> **Exercise brief**
Reproduce each record exactly.

— begin —

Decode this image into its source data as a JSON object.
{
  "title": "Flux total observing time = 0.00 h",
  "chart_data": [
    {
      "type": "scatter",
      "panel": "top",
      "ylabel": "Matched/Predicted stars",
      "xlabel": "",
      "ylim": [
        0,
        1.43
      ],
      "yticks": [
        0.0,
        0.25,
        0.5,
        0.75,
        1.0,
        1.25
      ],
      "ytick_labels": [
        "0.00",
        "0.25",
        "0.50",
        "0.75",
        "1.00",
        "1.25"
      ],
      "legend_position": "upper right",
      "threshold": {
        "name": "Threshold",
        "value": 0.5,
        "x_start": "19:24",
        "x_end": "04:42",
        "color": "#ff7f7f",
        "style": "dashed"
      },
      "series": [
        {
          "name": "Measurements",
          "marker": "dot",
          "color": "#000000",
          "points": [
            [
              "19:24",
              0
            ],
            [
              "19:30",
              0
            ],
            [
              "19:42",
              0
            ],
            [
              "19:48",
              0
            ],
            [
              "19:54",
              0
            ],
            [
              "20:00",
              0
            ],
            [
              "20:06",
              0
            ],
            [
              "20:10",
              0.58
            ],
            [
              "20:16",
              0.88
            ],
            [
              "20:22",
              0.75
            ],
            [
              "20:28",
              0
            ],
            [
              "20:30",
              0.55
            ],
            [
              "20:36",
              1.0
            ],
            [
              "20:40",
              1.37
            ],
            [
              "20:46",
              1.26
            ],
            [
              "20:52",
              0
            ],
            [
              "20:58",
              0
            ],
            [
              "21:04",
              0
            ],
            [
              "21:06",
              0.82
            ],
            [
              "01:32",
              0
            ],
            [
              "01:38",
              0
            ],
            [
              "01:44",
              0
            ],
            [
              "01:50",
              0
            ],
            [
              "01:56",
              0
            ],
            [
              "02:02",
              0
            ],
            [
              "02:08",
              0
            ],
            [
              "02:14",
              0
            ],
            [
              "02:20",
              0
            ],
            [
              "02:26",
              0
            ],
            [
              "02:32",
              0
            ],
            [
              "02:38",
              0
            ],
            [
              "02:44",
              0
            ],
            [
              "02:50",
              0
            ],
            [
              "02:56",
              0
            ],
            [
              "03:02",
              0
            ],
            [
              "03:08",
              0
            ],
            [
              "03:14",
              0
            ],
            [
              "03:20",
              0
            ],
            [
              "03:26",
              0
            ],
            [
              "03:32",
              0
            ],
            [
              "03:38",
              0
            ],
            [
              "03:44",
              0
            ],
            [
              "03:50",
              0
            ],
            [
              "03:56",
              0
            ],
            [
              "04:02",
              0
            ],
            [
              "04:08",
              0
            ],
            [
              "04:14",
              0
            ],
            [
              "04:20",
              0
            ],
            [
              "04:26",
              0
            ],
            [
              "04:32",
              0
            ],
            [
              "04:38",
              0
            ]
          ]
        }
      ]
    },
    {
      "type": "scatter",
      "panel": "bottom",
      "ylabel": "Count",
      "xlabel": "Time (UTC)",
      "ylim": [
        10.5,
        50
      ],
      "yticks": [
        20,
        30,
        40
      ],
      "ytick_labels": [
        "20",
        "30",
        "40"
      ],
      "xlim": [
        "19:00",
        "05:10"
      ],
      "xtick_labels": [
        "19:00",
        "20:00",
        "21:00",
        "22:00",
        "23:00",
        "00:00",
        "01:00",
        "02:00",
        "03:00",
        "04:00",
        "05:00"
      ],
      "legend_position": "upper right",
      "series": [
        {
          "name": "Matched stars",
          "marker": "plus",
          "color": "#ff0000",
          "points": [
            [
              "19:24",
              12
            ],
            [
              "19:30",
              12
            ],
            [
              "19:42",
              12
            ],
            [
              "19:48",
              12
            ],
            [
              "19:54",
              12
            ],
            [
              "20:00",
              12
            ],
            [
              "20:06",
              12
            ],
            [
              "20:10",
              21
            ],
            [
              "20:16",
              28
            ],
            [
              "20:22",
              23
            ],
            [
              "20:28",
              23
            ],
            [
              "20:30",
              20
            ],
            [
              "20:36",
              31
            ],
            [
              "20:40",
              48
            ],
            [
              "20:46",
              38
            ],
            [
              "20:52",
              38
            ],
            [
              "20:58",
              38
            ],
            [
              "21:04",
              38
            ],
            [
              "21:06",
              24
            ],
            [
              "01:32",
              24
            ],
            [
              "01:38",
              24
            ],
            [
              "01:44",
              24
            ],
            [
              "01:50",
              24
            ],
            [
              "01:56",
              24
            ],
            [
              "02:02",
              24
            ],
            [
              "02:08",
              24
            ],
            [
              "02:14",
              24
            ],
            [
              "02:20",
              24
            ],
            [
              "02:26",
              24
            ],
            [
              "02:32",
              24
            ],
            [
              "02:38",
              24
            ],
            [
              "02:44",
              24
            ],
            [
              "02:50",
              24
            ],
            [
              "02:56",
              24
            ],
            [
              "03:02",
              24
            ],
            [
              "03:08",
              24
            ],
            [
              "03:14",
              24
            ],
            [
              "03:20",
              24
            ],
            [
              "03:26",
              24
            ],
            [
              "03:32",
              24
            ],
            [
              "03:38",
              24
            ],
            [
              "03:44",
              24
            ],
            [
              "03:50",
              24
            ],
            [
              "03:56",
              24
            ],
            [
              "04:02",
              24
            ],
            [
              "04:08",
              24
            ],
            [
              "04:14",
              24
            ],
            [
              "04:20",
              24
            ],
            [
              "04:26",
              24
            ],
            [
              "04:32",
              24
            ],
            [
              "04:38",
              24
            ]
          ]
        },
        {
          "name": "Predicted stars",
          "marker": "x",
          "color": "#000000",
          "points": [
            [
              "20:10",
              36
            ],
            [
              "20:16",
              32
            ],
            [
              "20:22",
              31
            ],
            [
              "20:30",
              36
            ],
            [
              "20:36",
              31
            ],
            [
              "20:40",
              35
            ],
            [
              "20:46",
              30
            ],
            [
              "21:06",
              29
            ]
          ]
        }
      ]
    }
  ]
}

— end —

> **Answer to this task**
Decode this image into its source data as a JSON object.
{
  "title": "Flux total observing time = 0.00 h",
  "chart_data": [
    {
      "type": "scatter",
      "panel": "top",
      "ylabel": "Matched/Predicted stars",
      "xlabel": "",
      "ylim": [
        0,
        1.43
      ],
      "yticks": [
        0.0,
        0.25,
        0.5,
        0.75,
        1.0,
        1.25
      ],
      "ytick_labels": [
        "0.00",
        "0.25",
        "0.50",
        "0.75",
        "1.00",
        "1.25"
      ],
      "legend_position": "upper right",
      "threshold": {
        "name": "Threshold",
        "value": 0.5,
        "x_start": "19:24",
        "x_end": "04:42",
        "color": "#ff7f7f",
        "style": "dashed"
      },
      "series": [
        {
          "name": "Measurements",
          "marker": "dot",
          "color": "#000000",
          "points": [
            [
              "19:24",
              0
            ],
            [
              "19:30",
              0
            ],
            [
              "19:42",
              0
            ],
            [
              "19:48",
              0
            ],
            [
              "19:54",
              0
            ],
            [
              "20:00",
              0
            ],
            [
              "20:06",
              0
            ],
            [
              "20:10",
              0.58
            ],
            [
              "20:16",
              0.88
            ],
            [
              "20:22",
              0.75
            ],
            [
              "20:28",
              0
            ],
            [
              "20:30",
              0.55
            ],
            [
              "20:36",
              1.0
            ],
            [
              "20:40",
              1.37
            ],
            [
              "20:46",
              1.26
            ],
            [
              "20:52",
              0
            ],
            [
              "20:58",
              0
            ],
            [
              "21:04",
              0
            ],
            [
              "21:06",
              0.82
            ],
            [
              "01:32",
              0
            ],
            [
              "01:38",
              0
            ],
            [
              "01:44",
              0
            ],
            [
              "01:50",
              0
            ],
            [
              "01:56",
              0
            ],
            [
              "02:02",
              0
            ],
            [
              "02:08",
              0
            ],
            [
              "02:14",
              0
            ],
            [
              "02:20",
              0
            ],
            [
              "02:26",
              0
            ],
            [
              "02:32",
              0
            ],
            [
              "02:38",
              0
            ],
            [
              "02:44",
              0
            ],
            [
              "02:50",
              0
            ],
            [
              "02:56",
              0
            ],
            [
              "03:02",
              0
            ],
            [
              "03:08",
              0
            ],
            [
              "03:14",
              0
            ],
            [
              "03:20",
              0
            ],
            [
              "03:26",
              0
            ],
            [
              "03:32",
              0
            ],
            [
              "03:38",
              0
            ],
            [
              "03:44",
              0
            ],
            [
              "03:50",
              0
            ],
            [
              "03:56",
              0
            ],
            [
              "04:02",
              0
            ],
            [
              "04:08",
              0
            ],
            [
              "04:14",
              0
            ],
            [
              "04:20",
              0
            ],
            [
              "04:26",
              0
            ],
            [
              "04:32",
              0
            ],
            [
              "04:38",
              0
            ]
          ]
        }
      ]
    },
    {
      "type": "scatter",
      "panel": "bottom",
      "ylabel": "Count",
      "xlabel": "Time (UTC)",
      "ylim": [
        10.5,
        50
      ],
      "yticks": [
        20,
        30,
        40
      ],
      "ytick_labels": [
        "20",
        "30",
        "40"
      ],
      "xlim": [
        "19:00",
        "05:10"
      ],
      "xtick_labels": [
        "19:00",
        "20:00",
        "21:00",
        "22:00",
        "23:00",
        "00:00",
        "01:00",
        "02:00",
        "03:00",
        "04:00",
        "05:00"
      ],
      "legend_position": "upper right",
      "series": [
        {
          "name": "Matched stars",
          "marker": "plus",
          "color": "#ff0000",
          "points": [
            [
              "19:24",
              12
            ],
            [
              "19:30",
              12
            ],
            [
              "19:42",
              12
            ],
            [
              "19:48",
              12
            ],
            [
              "19:54",
              12
            ],
            [
              "20:00",
              12
            ],
            [
              "20:06",
              12
            ],
            [
              "20:10",
              21
            ],
            [
              "20:16",
              28
            ],
            [
              "20:22",
              23
            ],
            [
              "20:28",
              23
            ],
            [
              "20:30",
              20
            ],
            [
              "20:36",
              31
            ],
            [
              "20:40",
              48
            ],
            [
              "20:46",
              38
            ],
            [
              "20:52",
              38
            ],
            [
              "20:58",
              38
            ],
            [
              "21:04",
              38
            ],
            [
              "21:06",
              24
            ],
            [
              "01:32",
              24
            ],
            [
              "01:38",
              24
            ],
            [
              "01:44",
              24
            ],
            [
              "01:50",
              24
            ],
            [
              "01:56",
              24
            ],
            [
              "02:02",
              24
            ],
            [
              "02:08",
              24
            ],
            [
              "02:14",
              24
            ],
            [
              "02:20",
              24
            ],
            [
              "02:26",
              24
            ],
            [
              "02:32",
              24
            ],
            [
              "02:38",
              24
            ],
            [
              "02:44",
              24
            ],
            [
              "02:50",
              24
            ],
            [
              "02:56",
              24
            ],
            [
              "03:02",
              24
            ],
            [
              "03:08",
              24
            ],
            [
              "03:14",
              24
            ],
            [
              "03:20",
              24
            ],
            [
              "03:26",
              24
            ],
            [
              "03:32",
              24
            ],
            [
              "03:38",
              24
            ],
            [
              "03:44",
              24
            ],
            [
              "03:50",
              24
            ],
            [
              "03:56",
              24
            ],
            [
              "04:02",
              24
            ],
            [
              "04:08",
              24
            ],
            [
              "04:14",
              24
            ],
            [
              "04:20",
              24
            ],
            [
              "04:26",
              24
            ],
            [
              "04:32",
              24
            ],
            [
              "04:38",
              24
            ]
          ]
        },
        {
          "name": "Predicted stars",
          "marker": "x",
          "color": "#000000",
          "points": [
            [
              "20:10",
              36
            ],
            [
              "20:16",
              32
            ],
            [
              "20:22",
              31
            ],
            [
              "20:30",
              36
            ],
            [
              "20:36",
              31
            ],
            [
              "20:40",
              35
            ],
            [
              "20:46",
              30
            ],
            [
              "21:06",
              29
            ]
          ]
        }
      ]
    }
  ]
}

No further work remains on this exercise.